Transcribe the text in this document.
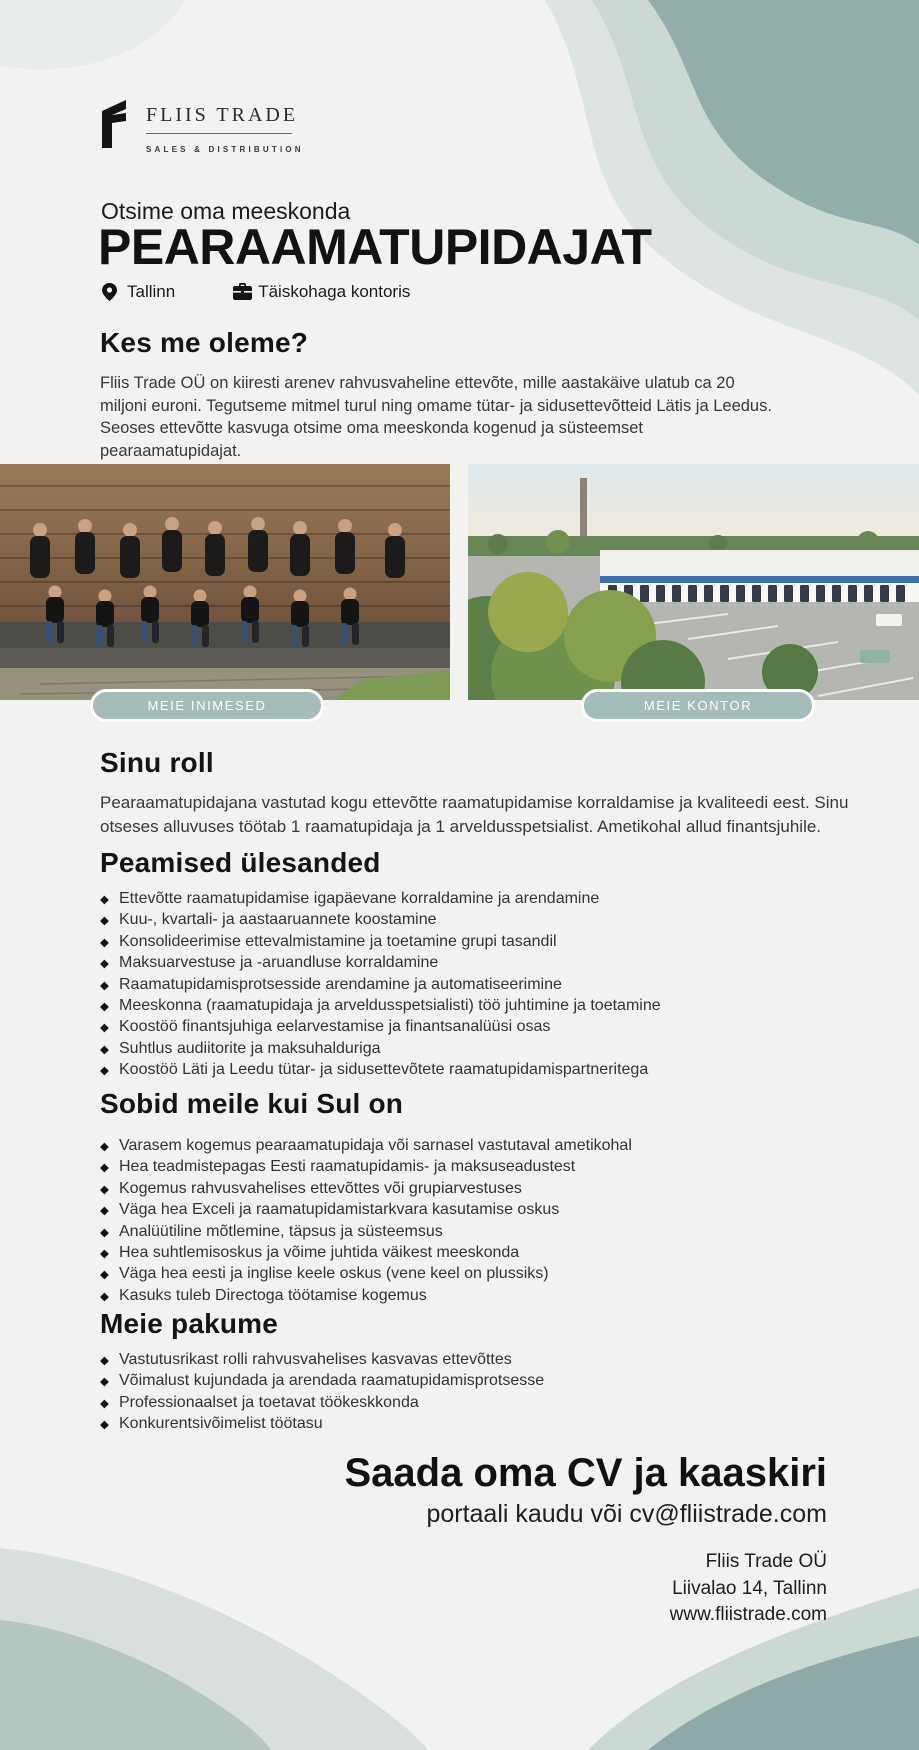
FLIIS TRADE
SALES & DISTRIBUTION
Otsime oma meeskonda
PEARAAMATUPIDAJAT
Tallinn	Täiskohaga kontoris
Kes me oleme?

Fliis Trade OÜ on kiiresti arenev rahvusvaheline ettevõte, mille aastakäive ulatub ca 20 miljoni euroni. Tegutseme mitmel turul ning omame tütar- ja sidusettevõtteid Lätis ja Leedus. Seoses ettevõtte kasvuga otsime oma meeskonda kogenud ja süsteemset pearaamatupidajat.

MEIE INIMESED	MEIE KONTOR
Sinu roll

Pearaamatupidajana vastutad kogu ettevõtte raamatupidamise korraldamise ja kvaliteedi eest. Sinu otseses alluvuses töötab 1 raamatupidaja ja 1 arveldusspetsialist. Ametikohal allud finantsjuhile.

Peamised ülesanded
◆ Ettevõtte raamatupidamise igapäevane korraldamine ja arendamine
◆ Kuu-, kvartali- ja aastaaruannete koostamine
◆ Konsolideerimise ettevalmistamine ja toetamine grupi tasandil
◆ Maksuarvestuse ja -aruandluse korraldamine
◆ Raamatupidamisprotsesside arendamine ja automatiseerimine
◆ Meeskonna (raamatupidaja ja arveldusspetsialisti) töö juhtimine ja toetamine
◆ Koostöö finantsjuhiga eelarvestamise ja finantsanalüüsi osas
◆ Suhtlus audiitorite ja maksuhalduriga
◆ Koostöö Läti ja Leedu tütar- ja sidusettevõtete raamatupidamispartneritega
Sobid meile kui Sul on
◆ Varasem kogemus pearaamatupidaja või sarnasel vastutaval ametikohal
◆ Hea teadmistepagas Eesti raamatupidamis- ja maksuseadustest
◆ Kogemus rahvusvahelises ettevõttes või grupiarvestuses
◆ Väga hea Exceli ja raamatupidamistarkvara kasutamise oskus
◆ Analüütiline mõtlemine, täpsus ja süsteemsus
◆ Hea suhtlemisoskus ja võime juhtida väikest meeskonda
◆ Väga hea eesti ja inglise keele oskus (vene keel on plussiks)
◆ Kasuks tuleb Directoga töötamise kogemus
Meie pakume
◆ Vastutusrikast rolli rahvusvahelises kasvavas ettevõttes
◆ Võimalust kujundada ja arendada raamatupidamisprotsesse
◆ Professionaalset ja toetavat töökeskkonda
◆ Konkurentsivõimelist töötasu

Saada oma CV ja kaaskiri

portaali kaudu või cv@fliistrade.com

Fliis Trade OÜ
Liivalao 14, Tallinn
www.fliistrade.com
---+---
## [Work to be completed]
From the data above, show each line that contains "ettevõttes".

## [Expected output]
◆ Kogemus rahvusvahelises ettevõttes või grupiarvestuses
◆ Vastutusrikast rolli rahvusvahelises kasvavas ettevõttes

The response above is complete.